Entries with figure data
+++
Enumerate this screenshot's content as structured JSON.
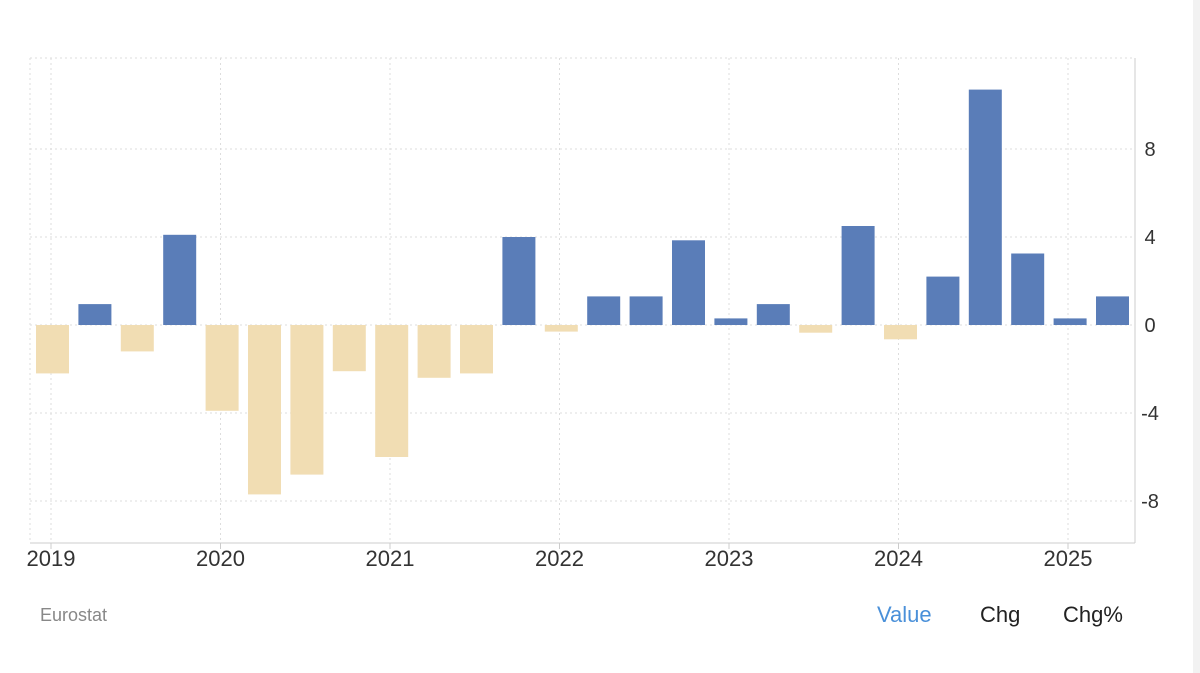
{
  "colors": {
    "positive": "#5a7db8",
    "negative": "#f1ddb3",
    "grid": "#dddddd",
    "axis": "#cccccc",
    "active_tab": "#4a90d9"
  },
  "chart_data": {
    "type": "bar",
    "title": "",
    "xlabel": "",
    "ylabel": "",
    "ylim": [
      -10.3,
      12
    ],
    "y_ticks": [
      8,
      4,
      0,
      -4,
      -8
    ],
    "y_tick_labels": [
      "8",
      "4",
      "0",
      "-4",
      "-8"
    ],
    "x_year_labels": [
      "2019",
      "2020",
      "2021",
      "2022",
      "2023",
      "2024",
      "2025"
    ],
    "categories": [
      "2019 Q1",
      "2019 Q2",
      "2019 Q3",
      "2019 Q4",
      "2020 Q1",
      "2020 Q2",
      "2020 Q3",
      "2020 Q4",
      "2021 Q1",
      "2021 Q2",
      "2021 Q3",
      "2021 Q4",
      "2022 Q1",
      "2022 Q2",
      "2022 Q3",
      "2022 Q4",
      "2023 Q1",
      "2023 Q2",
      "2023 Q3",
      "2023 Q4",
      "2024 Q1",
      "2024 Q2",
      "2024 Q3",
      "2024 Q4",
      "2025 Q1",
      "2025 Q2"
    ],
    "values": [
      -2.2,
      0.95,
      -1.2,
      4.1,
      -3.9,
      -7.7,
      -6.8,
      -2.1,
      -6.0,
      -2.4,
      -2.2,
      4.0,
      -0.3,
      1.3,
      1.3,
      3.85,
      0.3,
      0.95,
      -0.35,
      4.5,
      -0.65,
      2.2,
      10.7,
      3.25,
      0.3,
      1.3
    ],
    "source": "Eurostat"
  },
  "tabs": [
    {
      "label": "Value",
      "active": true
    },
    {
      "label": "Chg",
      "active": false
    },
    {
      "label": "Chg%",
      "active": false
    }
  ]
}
+++
Requirement
In the copy, include no pictures; restate the listing above exactly.

Answer to this exercise
Enumerate this screenshot's content as structured JSON.
{
  "colors": {
    "positive": "#5a7db8",
    "negative": "#f1ddb3",
    "grid": "#dddddd",
    "axis": "#cccccc",
    "active_tab": "#4a90d9"
  },
  "chart_data": {
    "type": "bar",
    "title": "",
    "xlabel": "",
    "ylabel": "",
    "ylim": [
      -10.3,
      12
    ],
    "y_ticks": [
      8,
      4,
      0,
      -4,
      -8
    ],
    "y_tick_labels": [
      "8",
      "4",
      "0",
      "-4",
      "-8"
    ],
    "x_year_labels": [
      "2019",
      "2020",
      "2021",
      "2022",
      "2023",
      "2024",
      "2025"
    ],
    "categories": [
      "2019 Q1",
      "2019 Q2",
      "2019 Q3",
      "2019 Q4",
      "2020 Q1",
      "2020 Q2",
      "2020 Q3",
      "2020 Q4",
      "2021 Q1",
      "2021 Q2",
      "2021 Q3",
      "2021 Q4",
      "2022 Q1",
      "2022 Q2",
      "2022 Q3",
      "2022 Q4",
      "2023 Q1",
      "2023 Q2",
      "2023 Q3",
      "2023 Q4",
      "2024 Q1",
      "2024 Q2",
      "2024 Q3",
      "2024 Q4",
      "2025 Q1",
      "2025 Q2"
    ],
    "values": [
      -2.2,
      0.95,
      -1.2,
      4.1,
      -3.9,
      -7.7,
      -6.8,
      -2.1,
      -6.0,
      -2.4,
      -2.2,
      4.0,
      -0.3,
      1.3,
      1.3,
      3.85,
      0.3,
      0.95,
      -0.35,
      4.5,
      -0.65,
      2.2,
      10.7,
      3.25,
      0.3,
      1.3
    ],
    "source": "Eurostat"
  },
  "tabs": [
    {
      "label": "Value",
      "active": true
    },
    {
      "label": "Chg",
      "active": false
    },
    {
      "label": "Chg%",
      "active": false
    }
  ]
}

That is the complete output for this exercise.